Stated goal
Take every line from the listing below that includes "image" and copy it.

= = =

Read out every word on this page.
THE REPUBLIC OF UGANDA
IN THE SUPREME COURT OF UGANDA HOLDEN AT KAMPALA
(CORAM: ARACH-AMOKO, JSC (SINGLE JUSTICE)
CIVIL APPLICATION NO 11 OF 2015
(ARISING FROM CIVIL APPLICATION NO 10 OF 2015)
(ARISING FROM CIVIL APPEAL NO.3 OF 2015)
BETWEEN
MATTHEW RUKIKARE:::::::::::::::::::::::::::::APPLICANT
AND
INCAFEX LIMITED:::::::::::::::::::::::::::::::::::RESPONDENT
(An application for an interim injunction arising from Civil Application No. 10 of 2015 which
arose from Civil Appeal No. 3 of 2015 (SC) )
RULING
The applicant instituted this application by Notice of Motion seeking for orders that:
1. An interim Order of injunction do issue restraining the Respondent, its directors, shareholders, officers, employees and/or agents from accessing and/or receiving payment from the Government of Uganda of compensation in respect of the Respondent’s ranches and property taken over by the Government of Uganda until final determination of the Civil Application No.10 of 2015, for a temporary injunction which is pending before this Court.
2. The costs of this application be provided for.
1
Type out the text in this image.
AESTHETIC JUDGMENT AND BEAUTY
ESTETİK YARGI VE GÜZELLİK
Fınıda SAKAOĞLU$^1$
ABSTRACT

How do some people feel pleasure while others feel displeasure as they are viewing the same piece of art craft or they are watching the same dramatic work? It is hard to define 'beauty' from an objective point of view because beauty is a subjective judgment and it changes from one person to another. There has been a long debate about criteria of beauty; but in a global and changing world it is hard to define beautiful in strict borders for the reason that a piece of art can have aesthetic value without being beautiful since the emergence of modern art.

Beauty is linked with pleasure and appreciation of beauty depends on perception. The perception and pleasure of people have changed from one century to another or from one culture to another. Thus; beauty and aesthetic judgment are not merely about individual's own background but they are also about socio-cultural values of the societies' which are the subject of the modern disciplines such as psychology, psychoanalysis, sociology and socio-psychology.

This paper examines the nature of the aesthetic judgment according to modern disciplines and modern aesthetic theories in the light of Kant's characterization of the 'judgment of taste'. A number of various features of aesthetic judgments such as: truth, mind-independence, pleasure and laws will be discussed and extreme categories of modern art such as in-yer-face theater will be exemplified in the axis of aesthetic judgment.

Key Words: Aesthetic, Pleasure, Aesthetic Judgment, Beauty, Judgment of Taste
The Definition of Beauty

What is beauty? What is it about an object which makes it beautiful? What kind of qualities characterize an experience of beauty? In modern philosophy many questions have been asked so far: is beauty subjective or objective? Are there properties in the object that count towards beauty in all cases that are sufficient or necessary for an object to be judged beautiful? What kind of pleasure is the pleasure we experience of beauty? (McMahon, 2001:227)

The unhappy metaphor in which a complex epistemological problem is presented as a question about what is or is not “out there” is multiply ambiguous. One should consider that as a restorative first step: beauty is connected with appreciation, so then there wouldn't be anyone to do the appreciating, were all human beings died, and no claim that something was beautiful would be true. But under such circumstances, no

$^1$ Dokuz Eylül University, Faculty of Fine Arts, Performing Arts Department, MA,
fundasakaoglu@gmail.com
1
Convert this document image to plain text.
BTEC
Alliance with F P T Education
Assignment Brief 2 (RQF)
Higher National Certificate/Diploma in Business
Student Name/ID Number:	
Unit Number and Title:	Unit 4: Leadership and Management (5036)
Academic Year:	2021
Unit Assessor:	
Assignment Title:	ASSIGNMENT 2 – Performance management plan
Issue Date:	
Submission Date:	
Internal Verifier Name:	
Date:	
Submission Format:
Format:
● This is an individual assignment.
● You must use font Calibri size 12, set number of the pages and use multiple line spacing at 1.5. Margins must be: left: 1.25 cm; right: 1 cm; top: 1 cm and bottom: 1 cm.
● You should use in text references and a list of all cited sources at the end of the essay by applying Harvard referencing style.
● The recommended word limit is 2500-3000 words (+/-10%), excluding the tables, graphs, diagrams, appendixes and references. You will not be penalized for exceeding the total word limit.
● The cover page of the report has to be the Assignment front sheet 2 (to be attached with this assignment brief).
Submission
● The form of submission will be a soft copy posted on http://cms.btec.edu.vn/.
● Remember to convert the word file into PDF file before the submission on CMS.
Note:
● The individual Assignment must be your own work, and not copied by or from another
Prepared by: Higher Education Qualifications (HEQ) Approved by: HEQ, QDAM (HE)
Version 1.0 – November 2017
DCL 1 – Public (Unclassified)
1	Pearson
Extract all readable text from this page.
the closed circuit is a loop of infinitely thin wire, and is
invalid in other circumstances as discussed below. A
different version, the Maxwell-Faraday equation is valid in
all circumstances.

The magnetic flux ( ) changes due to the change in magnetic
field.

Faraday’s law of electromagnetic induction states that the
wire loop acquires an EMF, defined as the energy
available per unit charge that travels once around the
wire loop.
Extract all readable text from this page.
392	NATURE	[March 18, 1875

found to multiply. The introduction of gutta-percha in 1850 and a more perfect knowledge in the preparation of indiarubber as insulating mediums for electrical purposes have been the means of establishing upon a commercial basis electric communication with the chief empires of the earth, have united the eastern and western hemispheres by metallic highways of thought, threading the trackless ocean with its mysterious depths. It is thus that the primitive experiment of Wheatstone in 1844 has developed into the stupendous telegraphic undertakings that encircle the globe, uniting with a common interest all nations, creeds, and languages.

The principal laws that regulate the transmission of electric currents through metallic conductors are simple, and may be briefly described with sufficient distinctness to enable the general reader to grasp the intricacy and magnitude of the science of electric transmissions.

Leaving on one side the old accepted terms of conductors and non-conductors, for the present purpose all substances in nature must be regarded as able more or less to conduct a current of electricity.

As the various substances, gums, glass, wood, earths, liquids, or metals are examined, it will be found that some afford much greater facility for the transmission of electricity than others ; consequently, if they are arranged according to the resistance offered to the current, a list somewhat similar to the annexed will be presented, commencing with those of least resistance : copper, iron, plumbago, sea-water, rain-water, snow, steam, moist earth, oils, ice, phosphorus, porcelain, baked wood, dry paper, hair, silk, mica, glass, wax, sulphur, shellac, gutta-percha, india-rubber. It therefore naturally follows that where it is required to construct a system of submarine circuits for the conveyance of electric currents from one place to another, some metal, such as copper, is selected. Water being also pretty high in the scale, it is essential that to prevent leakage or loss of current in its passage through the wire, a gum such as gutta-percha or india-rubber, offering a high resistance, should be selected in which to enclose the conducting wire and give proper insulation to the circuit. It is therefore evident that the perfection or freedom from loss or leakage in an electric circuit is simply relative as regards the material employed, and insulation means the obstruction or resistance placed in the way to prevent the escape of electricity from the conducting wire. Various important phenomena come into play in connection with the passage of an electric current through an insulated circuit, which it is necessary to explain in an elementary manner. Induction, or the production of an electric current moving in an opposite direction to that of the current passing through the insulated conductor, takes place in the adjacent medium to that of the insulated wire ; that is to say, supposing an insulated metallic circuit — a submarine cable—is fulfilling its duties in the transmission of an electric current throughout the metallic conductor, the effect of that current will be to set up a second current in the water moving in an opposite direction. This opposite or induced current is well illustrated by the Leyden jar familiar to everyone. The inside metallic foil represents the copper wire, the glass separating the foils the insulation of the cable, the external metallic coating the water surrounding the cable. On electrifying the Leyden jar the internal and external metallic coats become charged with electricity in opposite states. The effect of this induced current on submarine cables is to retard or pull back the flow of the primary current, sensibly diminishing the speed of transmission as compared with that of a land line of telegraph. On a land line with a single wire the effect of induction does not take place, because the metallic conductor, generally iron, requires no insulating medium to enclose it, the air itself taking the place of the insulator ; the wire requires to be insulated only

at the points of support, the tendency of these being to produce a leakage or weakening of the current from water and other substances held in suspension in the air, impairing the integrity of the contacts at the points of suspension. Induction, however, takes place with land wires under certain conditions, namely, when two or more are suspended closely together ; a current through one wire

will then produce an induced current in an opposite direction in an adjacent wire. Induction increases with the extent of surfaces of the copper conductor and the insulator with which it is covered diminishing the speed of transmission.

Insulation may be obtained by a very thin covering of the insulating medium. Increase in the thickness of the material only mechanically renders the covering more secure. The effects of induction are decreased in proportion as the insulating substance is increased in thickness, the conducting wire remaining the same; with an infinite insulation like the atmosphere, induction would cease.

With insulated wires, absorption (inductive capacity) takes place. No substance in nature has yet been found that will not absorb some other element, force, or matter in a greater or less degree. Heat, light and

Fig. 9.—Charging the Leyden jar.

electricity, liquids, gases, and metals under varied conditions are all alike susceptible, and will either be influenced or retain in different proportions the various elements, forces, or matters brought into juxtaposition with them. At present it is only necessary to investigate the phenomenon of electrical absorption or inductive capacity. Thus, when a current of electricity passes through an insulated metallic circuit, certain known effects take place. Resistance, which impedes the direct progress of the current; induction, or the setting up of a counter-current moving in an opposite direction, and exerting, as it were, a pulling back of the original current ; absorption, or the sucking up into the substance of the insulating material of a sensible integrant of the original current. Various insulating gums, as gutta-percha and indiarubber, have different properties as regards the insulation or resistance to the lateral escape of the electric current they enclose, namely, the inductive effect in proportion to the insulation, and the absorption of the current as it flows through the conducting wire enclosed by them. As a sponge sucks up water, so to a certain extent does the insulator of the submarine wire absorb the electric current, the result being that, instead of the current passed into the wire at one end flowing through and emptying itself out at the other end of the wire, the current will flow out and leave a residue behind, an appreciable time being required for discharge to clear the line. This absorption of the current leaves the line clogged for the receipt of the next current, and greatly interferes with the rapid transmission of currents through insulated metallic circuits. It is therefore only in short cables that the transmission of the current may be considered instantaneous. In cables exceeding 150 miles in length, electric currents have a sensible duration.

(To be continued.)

= = =

Answer
Type out the text in this image.
Convert this document image to plain text.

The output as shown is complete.